* [Directive]:
Extract every line of the material below and reproduce it faithfully.

* [Record extracts]:
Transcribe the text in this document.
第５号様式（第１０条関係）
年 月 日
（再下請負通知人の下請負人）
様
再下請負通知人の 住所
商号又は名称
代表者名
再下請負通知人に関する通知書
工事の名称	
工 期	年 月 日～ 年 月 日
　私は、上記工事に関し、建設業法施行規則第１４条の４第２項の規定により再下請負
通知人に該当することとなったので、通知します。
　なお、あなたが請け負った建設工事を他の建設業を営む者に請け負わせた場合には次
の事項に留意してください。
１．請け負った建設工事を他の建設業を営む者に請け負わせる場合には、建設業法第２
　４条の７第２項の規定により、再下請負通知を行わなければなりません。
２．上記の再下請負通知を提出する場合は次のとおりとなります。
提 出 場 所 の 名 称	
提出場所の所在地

* [Solution to this exercise]:
Transcribe the text in this document.
第５号様式（第１０条関係）
年 月 日
（再下請負通知人の下請負人）
様
再下請負通知人の 住所
商号又は名称
代表者名
再下請負通知人に関する通知書
工事の名称	
工 期	年 月 日～ 年 月 日
　私は、上記工事に関し、建設業法施行規則第１４条の４第２項の規定により再下請負
通知人に該当することとなったので、通知します。
　なお、あなたが請け負った建設工事を他の建設業を営む者に請け負わせた場合には次
の事項に留意してください。
１．請け負った建設工事を他の建設業を営む者に請け負わせる場合には、建設業法第２
　４条の７第２項の規定により、再下請負通知を行わなければなりません。
２．上記の再下請負通知を提出する場合は次のとおりとなります。
提 出 場 所 の 名 称	
提出場所の所在地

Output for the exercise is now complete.